EXCERPTED DATA:
╔══
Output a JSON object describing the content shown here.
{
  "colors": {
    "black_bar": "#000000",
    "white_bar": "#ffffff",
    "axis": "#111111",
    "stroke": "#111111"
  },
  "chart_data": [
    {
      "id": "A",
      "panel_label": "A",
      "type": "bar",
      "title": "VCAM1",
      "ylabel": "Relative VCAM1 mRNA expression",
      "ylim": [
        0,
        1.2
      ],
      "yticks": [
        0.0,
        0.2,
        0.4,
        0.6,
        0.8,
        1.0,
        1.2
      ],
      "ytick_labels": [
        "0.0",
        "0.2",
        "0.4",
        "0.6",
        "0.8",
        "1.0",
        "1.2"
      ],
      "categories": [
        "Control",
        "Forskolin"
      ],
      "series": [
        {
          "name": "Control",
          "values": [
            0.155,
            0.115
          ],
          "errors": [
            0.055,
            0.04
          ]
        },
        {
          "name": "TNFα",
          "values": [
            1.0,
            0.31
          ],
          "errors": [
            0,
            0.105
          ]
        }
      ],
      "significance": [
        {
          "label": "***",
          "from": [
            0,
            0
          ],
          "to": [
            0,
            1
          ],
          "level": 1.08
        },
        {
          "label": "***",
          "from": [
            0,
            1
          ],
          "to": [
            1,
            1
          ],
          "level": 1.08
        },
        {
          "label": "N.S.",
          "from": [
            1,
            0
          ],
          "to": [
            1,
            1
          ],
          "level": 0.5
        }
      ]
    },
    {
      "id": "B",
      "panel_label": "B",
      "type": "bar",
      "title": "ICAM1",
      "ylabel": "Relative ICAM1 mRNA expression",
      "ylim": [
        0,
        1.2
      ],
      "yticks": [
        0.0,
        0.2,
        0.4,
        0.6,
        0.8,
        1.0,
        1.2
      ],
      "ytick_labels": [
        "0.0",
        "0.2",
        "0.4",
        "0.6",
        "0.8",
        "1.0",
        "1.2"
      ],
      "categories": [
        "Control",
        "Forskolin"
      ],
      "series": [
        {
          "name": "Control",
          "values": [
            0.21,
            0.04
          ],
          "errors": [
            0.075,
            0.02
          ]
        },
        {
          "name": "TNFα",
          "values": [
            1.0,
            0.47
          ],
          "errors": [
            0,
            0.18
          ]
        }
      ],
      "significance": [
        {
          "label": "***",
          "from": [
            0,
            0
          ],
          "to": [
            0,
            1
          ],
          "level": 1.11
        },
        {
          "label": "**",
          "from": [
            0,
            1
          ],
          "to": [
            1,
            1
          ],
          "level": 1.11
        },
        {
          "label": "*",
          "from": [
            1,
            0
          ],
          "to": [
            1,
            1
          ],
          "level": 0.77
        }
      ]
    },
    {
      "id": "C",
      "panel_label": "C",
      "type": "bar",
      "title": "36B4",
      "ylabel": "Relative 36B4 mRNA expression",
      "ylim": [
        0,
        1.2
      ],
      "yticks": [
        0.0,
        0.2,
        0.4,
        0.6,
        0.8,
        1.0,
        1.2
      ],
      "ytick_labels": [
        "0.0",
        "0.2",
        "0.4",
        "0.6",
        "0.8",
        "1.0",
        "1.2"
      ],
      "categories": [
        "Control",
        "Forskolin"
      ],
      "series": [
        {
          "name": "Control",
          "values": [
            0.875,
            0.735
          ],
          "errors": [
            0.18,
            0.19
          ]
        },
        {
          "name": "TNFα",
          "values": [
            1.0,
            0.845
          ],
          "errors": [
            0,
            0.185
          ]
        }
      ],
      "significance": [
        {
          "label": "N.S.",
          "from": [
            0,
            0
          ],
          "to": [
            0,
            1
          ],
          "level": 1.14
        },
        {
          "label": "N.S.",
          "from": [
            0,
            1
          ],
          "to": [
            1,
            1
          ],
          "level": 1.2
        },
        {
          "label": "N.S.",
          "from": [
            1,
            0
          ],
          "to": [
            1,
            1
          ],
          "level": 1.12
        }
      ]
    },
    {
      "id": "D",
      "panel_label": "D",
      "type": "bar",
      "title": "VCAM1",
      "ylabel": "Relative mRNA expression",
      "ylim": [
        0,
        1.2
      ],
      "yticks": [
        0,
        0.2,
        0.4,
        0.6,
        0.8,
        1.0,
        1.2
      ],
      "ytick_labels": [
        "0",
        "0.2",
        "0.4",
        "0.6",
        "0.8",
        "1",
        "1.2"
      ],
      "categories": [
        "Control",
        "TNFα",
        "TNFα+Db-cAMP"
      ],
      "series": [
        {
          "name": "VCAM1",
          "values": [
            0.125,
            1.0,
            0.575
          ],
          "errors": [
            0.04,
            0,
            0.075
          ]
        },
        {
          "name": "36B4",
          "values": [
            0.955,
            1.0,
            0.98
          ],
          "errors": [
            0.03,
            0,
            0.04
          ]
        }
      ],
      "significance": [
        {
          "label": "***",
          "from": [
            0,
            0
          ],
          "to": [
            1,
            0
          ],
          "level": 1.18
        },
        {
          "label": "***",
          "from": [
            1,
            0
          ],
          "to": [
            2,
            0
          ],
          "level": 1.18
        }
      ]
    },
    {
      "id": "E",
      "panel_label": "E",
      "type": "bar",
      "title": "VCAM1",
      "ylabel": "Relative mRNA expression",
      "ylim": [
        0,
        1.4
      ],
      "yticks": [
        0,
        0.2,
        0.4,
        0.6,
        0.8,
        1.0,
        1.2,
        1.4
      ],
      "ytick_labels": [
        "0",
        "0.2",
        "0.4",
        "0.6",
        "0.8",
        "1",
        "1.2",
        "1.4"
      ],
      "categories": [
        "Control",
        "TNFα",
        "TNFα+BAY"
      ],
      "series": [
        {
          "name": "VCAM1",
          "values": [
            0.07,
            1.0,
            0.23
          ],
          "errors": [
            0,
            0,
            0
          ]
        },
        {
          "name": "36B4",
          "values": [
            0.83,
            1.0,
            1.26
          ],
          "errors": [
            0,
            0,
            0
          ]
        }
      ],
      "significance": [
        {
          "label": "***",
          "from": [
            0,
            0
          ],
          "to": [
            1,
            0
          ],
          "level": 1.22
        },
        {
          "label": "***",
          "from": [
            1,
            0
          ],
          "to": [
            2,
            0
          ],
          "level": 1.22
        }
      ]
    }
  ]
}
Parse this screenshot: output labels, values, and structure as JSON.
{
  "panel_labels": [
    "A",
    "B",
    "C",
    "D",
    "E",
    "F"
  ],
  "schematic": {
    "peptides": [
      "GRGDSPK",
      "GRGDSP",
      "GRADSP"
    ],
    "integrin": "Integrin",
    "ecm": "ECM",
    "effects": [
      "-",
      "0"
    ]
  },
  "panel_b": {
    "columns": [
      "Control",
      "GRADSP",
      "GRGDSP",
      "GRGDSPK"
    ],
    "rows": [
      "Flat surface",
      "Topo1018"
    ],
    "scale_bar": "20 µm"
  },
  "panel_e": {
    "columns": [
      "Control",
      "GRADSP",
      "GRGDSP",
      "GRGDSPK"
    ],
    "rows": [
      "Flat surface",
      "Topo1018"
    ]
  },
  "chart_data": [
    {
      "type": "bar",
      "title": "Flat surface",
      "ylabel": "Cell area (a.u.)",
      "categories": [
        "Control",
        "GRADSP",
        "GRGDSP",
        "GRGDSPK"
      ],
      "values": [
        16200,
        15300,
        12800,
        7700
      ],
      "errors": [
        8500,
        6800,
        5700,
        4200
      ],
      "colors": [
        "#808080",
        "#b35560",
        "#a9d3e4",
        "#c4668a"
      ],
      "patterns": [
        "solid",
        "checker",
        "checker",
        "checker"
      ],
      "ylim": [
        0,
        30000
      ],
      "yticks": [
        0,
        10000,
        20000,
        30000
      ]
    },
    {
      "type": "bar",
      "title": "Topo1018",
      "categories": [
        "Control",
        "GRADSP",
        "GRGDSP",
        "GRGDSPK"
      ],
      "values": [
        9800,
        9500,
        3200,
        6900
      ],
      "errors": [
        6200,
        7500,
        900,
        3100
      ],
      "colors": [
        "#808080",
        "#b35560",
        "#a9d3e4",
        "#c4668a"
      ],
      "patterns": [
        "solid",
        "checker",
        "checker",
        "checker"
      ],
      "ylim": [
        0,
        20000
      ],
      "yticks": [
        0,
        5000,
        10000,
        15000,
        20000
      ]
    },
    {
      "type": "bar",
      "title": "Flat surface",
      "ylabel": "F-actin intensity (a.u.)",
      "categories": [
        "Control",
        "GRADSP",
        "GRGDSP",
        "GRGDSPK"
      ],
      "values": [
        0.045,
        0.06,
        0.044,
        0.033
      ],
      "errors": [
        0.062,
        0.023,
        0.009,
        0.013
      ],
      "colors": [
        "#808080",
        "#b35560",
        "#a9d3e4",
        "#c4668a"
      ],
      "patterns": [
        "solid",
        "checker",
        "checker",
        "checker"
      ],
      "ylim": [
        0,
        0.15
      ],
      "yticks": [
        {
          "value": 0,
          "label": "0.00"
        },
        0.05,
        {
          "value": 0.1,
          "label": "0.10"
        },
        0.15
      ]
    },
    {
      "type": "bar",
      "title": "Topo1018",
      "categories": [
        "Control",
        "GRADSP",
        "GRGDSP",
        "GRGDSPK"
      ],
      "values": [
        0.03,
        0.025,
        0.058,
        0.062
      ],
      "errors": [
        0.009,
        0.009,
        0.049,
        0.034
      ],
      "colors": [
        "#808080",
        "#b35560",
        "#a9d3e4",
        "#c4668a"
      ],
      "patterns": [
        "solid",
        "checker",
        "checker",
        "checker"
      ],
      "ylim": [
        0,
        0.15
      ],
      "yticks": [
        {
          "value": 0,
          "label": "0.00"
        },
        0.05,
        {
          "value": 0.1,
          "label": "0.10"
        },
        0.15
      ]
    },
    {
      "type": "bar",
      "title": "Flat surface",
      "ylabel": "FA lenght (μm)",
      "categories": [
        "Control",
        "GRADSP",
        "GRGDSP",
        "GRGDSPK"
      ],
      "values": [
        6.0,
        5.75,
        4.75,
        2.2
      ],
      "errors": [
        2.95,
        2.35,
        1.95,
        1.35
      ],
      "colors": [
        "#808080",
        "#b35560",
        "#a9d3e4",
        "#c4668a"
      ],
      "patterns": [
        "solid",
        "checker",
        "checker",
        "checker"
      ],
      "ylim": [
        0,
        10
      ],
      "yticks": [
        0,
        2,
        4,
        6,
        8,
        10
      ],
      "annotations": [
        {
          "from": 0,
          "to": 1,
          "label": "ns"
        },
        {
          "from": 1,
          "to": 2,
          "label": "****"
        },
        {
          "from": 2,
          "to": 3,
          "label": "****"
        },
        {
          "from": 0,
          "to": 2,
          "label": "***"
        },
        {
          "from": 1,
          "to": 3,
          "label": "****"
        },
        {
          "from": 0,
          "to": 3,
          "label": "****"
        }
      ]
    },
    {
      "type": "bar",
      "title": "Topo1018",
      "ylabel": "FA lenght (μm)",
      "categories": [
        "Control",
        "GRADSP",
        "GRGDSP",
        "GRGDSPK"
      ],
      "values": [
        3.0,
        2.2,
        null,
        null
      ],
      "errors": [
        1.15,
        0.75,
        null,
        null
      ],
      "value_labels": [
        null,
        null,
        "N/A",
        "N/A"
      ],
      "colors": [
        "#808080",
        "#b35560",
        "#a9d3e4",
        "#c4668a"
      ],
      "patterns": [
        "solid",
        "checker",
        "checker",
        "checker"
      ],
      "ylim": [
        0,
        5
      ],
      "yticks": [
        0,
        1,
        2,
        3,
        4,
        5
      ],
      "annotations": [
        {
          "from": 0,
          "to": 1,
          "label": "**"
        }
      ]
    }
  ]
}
╚══
EXERCISE GOAL:
Count each line of the entries that holds the word "Relative", then state the total and nothing more.

ANSWER SPACE:
5